- [GIVEN PROBLEM]
Please give the listing again in its entirety, exactly as written.

- [RECORDED DATA]
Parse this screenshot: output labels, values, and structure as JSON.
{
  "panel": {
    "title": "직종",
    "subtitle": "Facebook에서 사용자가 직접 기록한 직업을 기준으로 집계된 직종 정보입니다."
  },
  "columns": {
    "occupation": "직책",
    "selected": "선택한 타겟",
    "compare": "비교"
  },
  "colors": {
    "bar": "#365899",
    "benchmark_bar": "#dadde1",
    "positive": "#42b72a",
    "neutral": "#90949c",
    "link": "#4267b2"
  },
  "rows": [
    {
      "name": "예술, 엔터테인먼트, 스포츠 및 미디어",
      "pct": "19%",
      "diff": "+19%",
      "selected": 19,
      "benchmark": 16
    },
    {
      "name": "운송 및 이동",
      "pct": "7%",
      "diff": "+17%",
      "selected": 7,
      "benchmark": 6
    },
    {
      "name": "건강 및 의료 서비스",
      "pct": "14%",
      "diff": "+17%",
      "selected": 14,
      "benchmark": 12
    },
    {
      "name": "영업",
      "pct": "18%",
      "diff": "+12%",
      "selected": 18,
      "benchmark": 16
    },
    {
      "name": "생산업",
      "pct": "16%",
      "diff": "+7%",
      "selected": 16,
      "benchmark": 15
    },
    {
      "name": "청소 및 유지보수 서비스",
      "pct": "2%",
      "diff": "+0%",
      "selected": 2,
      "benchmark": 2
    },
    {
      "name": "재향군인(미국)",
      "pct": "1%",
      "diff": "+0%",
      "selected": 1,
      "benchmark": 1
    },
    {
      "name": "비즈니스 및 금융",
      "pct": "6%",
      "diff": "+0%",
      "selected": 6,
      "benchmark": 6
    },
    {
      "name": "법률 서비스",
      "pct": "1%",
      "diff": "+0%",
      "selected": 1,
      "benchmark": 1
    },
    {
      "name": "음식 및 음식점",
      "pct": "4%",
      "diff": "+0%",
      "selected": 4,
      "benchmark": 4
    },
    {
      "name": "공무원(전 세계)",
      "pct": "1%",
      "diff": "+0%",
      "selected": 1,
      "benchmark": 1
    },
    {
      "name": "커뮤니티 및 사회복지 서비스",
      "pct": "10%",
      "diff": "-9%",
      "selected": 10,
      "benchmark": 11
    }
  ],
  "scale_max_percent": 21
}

- [FULL OUTPUT]
Parse this screenshot: output labels, values, and structure as JSON.
{
  "panel": {
    "title": "직종",
    "subtitle": "Facebook에서 사용자가 직접 기록한 직업을 기준으로 집계된 직종 정보입니다."
  },
  "columns": {
    "occupation": "직책",
    "selected": "선택한 타겟",
    "compare": "비교"
  },
  "colors": {
    "bar": "#365899",
    "benchmark_bar": "#dadde1",
    "positive": "#42b72a",
    "neutral": "#90949c",
    "link": "#4267b2"
  },
  "rows": [
    {
      "name": "예술, 엔터테인먼트, 스포츠 및 미디어",
      "pct": "19%",
      "diff": "+19%",
      "selected": 19,
      "benchmark": 16
    },
    {
      "name": "운송 및 이동",
      "pct": "7%",
      "diff": "+17%",
      "selected": 7,
      "benchmark": 6
    },
    {
      "name": "건강 및 의료 서비스",
      "pct": "14%",
      "diff": "+17%",
      "selected": 14,
      "benchmark": 12
    },
    {
      "name": "영업",
      "pct": "18%",
      "diff": "+12%",
      "selected": 18,
      "benchmark": 16
    },
    {
      "name": "생산업",
      "pct": "16%",
      "diff": "+7%",
      "selected": 16,
      "benchmark": 15
    },
    {
      "name": "청소 및 유지보수 서비스",
      "pct": "2%",
      "diff": "+0%",
      "selected": 2,
      "benchmark": 2
    },
    {
      "name": "재향군인(미국)",
      "pct": "1%",
      "diff": "+0%",
      "selected": 1,
      "benchmark": 1
    },
    {
      "name": "비즈니스 및 금융",
      "pct": "6%",
      "diff": "+0%",
      "selected": 6,
      "benchmark": 6
    },
    {
      "name": "법률 서비스",
      "pct": "1%",
      "diff": "+0%",
      "selected": 1,
      "benchmark": 1
    },
    {
      "name": "음식 및 음식점",
      "pct": "4%",
      "diff": "+0%",
      "selected": 4,
      "benchmark": 4
    },
    {
      "name": "공무원(전 세계)",
      "pct": "1%",
      "diff": "+0%",
      "selected": 1,
      "benchmark": 1
    },
    {
      "name": "커뮤니티 및 사회복지 서비스",
      "pct": "10%",
      "diff": "-9%",
      "selected": 10,
      "benchmark": 11
    }
  ],
  "scale_max_percent": 21
}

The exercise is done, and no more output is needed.